--- Begin Material to process ---

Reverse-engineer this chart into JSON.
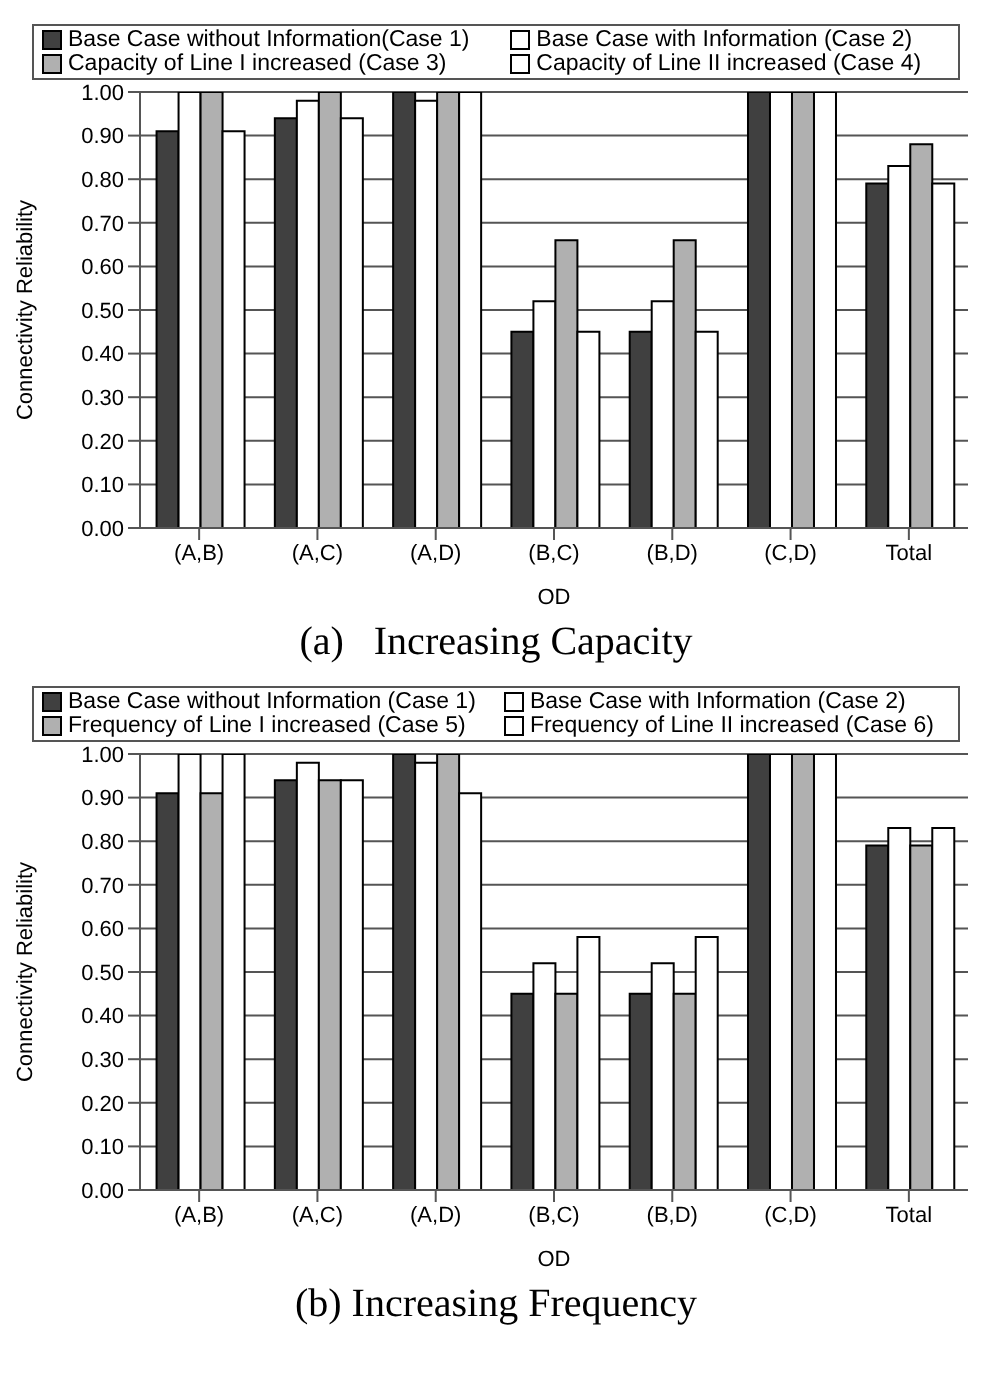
{
  "chart_data": [
    {
      "type": "bar",
      "title": "(a)   Increasing Capacity",
      "xlabel": "OD",
      "ylabel": "Connectivity Reliability",
      "categories": [
        "(A,B)",
        "(A,C)",
        "(A,D)",
        "(B,C)",
        "(B,D)",
        "(C,D)",
        "Total"
      ],
      "series": [
        {
          "name": "Base Case without Information(Case 1)",
          "color": "#404040",
          "values": [
            0.91,
            0.94,
            1.0,
            0.45,
            0.45,
            1.0,
            0.79
          ]
        },
        {
          "name": "Base Case with Information (Case 2)",
          "color": "#ffffff",
          "values": [
            1.0,
            0.98,
            0.98,
            0.52,
            0.52,
            1.0,
            0.83
          ]
        },
        {
          "name": "Capacity of Line I increased (Case 3)",
          "color": "#b0b0b0",
          "values": [
            1.0,
            1.0,
            1.0,
            0.66,
            0.66,
            1.0,
            0.88
          ]
        },
        {
          "name": "Capacity of Line II increased (Case 4)",
          "color": "#ffffff",
          "values": [
            0.91,
            0.94,
            1.0,
            0.45,
            0.45,
            1.0,
            0.79
          ]
        }
      ],
      "ylim": [
        0,
        1
      ],
      "yticks": [
        {
          "value": 0,
          "label": "0.00"
        },
        {
          "value": 0.1,
          "label": "0.10"
        },
        {
          "value": 0.2,
          "label": "0.20"
        },
        {
          "value": 0.3,
          "label": "0.30"
        },
        {
          "value": 0.4,
          "label": "0.40"
        },
        {
          "value": 0.5,
          "label": "0.50"
        },
        {
          "value": 0.6,
          "label": "0.60"
        },
        {
          "value": 0.7,
          "label": "0.70"
        },
        {
          "value": 0.8,
          "label": "0.80"
        },
        {
          "value": 0.9,
          "label": "0.90"
        },
        {
          "value": 1,
          "label": "1.00"
        }
      ],
      "grid": "y",
      "legend": "top"
    },
    {
      "type": "bar",
      "title": "(b) Increasing Frequency",
      "xlabel": "OD",
      "ylabel": "Connectivity Reliability",
      "categories": [
        "(A,B)",
        "(A,C)",
        "(A,D)",
        "(B,C)",
        "(B,D)",
        "(C,D)",
        "Total"
      ],
      "series": [
        {
          "name": "Base Case without Information (Case 1)",
          "color": "#404040",
          "values": [
            0.91,
            0.94,
            1.0,
            0.45,
            0.45,
            1.0,
            0.79
          ]
        },
        {
          "name": "Base Case with Information (Case 2)",
          "color": "#ffffff",
          "values": [
            1.0,
            0.98,
            0.98,
            0.52,
            0.52,
            1.0,
            0.83
          ]
        },
        {
          "name": "Frequency of Line I increased (Case 5)",
          "color": "#b0b0b0",
          "values": [
            0.91,
            0.94,
            1.0,
            0.45,
            0.45,
            1.0,
            0.79
          ]
        },
        {
          "name": "Frequency of Line II increased (Case 6)",
          "color": "#ffffff",
          "values": [
            1.0,
            0.94,
            0.91,
            0.58,
            0.58,
            1.0,
            0.83
          ]
        }
      ],
      "ylim": [
        0,
        1
      ],
      "yticks": [
        {
          "value": 0,
          "label": "0.00"
        },
        {
          "value": 0.1,
          "label": "0.10"
        },
        {
          "value": 0.2,
          "label": "0.20"
        },
        {
          "value": 0.3,
          "label": "0.30"
        },
        {
          "value": 0.4,
          "label": "0.40"
        },
        {
          "value": 0.5,
          "label": "0.50"
        },
        {
          "value": 0.6,
          "label": "0.60"
        },
        {
          "value": 0.7,
          "label": "0.70"
        },
        {
          "value": 0.8,
          "label": "0.80"
        },
        {
          "value": 0.9,
          "label": "0.90"
        },
        {
          "value": 1,
          "label": "1.00"
        }
      ],
      "grid": "y",
      "legend": "top"
    }
  ]
}
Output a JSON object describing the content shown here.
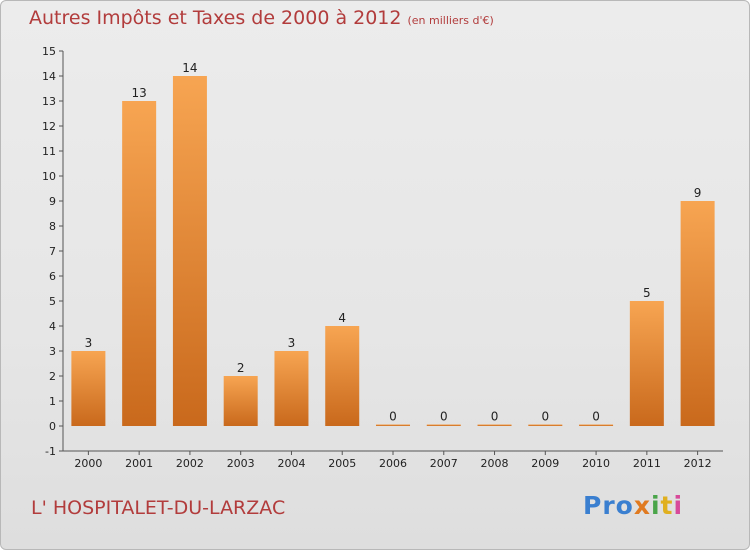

--- End Material to process ---

## [To do]
Restate the entire listing word for word, excluding pictures.

## [Answer to the problem]
Reverse-engineer this chart into JSON.
{
  "chart_data": [
    {
      "type": "bar",
      "title": "(a)   Increasing Capacity",
      "xlabel": "OD",
      "ylabel": "Connectivity Reliability",
      "categories": [
        "(A,B)",
        "(A,C)",
        "(A,D)",
        "(B,C)",
        "(B,D)",
        "(C,D)",
        "Total"
      ],
      "series": [
        {
          "name": "Base Case without Information(Case 1)",
          "color": "#404040",
          "values": [
            0.91,
            0.94,
            1.0,
            0.45,
            0.45,
            1.0,
            0.79
          ]
        },
        {
          "name": "Base Case with Information (Case 2)",
          "color": "#ffffff",
          "values": [
            1.0,
            0.98,
            0.98,
            0.52,
            0.52,
            1.0,
            0.83
          ]
        },
        {
          "name": "Capacity of Line I increased (Case 3)",
          "color": "#b0b0b0",
          "values": [
            1.0,
            1.0,
            1.0,
            0.66,
            0.66,
            1.0,
            0.88
          ]
        },
        {
          "name": "Capacity of Line II increased (Case 4)",
          "color": "#ffffff",
          "values": [
            0.91,
            0.94,
            1.0,
            0.45,
            0.45,
            1.0,
            0.79
          ]
        }
      ],
      "ylim": [
        0,
        1
      ],
      "yticks": [
        {
          "value": 0,
          "label": "0.00"
        },
        {
          "value": 0.1,
          "label": "0.10"
        },
        {
          "value": 0.2,
          "label": "0.20"
        },
        {
          "value": 0.3,
          "label": "0.30"
        },
        {
          "value": 0.4,
          "label": "0.40"
        },
        {
          "value": 0.5,
          "label": "0.50"
        },
        {
          "value": 0.6,
          "label": "0.60"
        },
        {
          "value": 0.7,
          "label": "0.70"
        },
        {
          "value": 0.8,
          "label": "0.80"
        },
        {
          "value": 0.9,
          "label": "0.90"
        },
        {
          "value": 1,
          "label": "1.00"
        }
      ],
      "grid": "y",
      "legend": "top"
    },
    {
      "type": "bar",
      "title": "(b) Increasing Frequency",
      "xlabel": "OD",
      "ylabel": "Connectivity Reliability",
      "categories": [
        "(A,B)",
        "(A,C)",
        "(A,D)",
        "(B,C)",
        "(B,D)",
        "(C,D)",
        "Total"
      ],
      "series": [
        {
          "name": "Base Case without Information (Case 1)",
          "color": "#404040",
          "values": [
            0.91,
            0.94,
            1.0,
            0.45,
            0.45,
            1.0,
            0.79
          ]
        },
        {
          "name": "Base Case with Information (Case 2)",
          "color": "#ffffff",
          "values": [
            1.0,
            0.98,
            0.98,
            0.52,
            0.52,
            1.0,
            0.83
          ]
        },
        {
          "name": "Frequency of Line I increased (Case 5)",
          "color": "#b0b0b0",
          "values": [
            0.91,
            0.94,
            1.0,
            0.45,
            0.45,
            1.0,
            0.79
          ]
        },
        {
          "name": "Frequency of Line II increased (Case 6)",
          "color": "#ffffff",
          "values": [
            1.0,
            0.94,
            0.91,
            0.58,
            0.58,
            1.0,
            0.83
          ]
        }
      ],
      "ylim": [
        0,
        1
      ],
      "yticks": [
        {
          "value": 0,
          "label": "0.00"
        },
        {
          "value": 0.1,
          "label": "0.10"
        },
        {
          "value": 0.2,
          "label": "0.20"
        },
        {
          "value": 0.3,
          "label": "0.30"
        },
        {
          "value": 0.4,
          "label": "0.40"
        },
        {
          "value": 0.5,
          "label": "0.50"
        },
        {
          "value": 0.6,
          "label": "0.60"
        },
        {
          "value": 0.7,
          "label": "0.70"
        },
        {
          "value": 0.8,
          "label": "0.80"
        },
        {
          "value": 0.9,
          "label": "0.90"
        },
        {
          "value": 1,
          "label": "1.00"
        }
      ],
      "grid": "y",
      "legend": "top"
    }
  ]
}
Output a JSON object describing the content shown here.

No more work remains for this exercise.